- **Data records**:
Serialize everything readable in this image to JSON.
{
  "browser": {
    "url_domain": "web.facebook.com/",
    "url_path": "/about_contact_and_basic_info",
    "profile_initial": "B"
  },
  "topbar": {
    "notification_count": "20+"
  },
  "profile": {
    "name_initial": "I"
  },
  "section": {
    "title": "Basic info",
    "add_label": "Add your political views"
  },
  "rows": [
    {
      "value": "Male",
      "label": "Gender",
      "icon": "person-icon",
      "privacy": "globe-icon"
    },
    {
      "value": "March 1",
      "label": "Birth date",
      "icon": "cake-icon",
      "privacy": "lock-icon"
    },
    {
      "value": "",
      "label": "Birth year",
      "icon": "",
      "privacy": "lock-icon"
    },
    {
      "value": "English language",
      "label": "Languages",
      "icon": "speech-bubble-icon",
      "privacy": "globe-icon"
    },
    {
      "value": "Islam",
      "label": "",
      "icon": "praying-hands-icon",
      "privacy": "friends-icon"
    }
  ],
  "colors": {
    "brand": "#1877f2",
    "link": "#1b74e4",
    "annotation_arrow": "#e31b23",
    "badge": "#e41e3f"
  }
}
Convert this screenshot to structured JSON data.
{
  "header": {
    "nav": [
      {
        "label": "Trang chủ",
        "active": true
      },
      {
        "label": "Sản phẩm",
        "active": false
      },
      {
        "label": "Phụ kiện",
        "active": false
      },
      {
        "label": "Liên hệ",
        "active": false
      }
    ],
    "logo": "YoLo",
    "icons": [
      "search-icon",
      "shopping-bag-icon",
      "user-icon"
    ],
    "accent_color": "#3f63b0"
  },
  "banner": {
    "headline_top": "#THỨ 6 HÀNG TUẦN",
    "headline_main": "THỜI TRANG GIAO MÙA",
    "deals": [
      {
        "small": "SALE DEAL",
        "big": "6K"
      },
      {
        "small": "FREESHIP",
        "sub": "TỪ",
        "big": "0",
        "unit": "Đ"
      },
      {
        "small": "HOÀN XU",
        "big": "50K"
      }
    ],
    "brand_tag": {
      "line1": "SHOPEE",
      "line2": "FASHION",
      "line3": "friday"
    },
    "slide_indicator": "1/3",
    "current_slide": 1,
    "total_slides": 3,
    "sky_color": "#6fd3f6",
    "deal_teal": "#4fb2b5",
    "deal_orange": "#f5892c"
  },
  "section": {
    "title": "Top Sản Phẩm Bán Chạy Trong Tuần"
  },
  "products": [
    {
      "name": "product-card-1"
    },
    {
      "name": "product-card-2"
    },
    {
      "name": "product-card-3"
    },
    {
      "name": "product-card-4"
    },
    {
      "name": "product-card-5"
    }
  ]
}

- **Problem**:
Copy every line of the records word for word.

- **Completed task**:
Serialize everything readable in this image to JSON.
{
  "browser": {
    "url_domain": "web.facebook.com/",
    "url_path": "/about_contact_and_basic_info",
    "profile_initial": "B"
  },
  "topbar": {
    "notification_count": "20+"
  },
  "profile": {
    "name_initial": "I"
  },
  "section": {
    "title": "Basic info",
    "add_label": "Add your political views"
  },
  "rows": [
    {
      "value": "Male",
      "label": "Gender",
      "icon": "person-icon",
      "privacy": "globe-icon"
    },
    {
      "value": "March 1",
      "label": "Birth date",
      "icon": "cake-icon",
      "privacy": "lock-icon"
    },
    {
      "value": "",
      "label": "Birth year",
      "icon": "",
      "privacy": "lock-icon"
    },
    {
      "value": "English language",
      "label": "Languages",
      "icon": "speech-bubble-icon",
      "privacy": "globe-icon"
    },
    {
      "value": "Islam",
      "label": "",
      "icon": "praying-hands-icon",
      "privacy": "friends-icon"
    }
  ],
  "colors": {
    "brand": "#1877f2",
    "link": "#1b74e4",
    "annotation_arrow": "#e31b23",
    "badge": "#e41e3f"
  }
}
Convert this screenshot to structured JSON data.
{
  "header": {
    "nav": [
      {
        "label": "Trang chủ",
        "active": true
      },
      {
        "label": "Sản phẩm",
        "active": false
      },
      {
        "label": "Phụ kiện",
        "active": false
      },
      {
        "label": "Liên hệ",
        "active": false
      }
    ],
    "logo": "YoLo",
    "icons": [
      "search-icon",
      "shopping-bag-icon",
      "user-icon"
    ],
    "accent_color": "#3f63b0"
  },
  "banner": {
    "headline_top": "#THỨ 6 HÀNG TUẦN",
    "headline_main": "THỜI TRANG GIAO MÙA",
    "deals": [
      {
        "small": "SALE DEAL",
        "big": "6K"
      },
      {
        "small": "FREESHIP",
        "sub": "TỪ",
        "big": "0",
        "unit": "Đ"
      },
      {
        "small": "HOÀN XU",
        "big": "50K"
      }
    ],
    "brand_tag": {
      "line1": "SHOPEE",
      "line2": "FASHION",
      "line3": "friday"
    },
    "slide_indicator": "1/3",
    "current_slide": 1,
    "total_slides": 3,
    "sky_color": "#6fd3f6",
    "deal_teal": "#4fb2b5",
    "deal_orange": "#f5892c"
  },
  "section": {
    "title": "Top Sản Phẩm Bán Chạy Trong Tuần"
  },
  "products": [
    {
      "name": "product-card-1"
    },
    {
      "name": "product-card-2"
    },
    {
      "name": "product-card-3"
    },
    {
      "name": "product-card-4"
    },
    {
      "name": "product-card-5"
    }
  ]
}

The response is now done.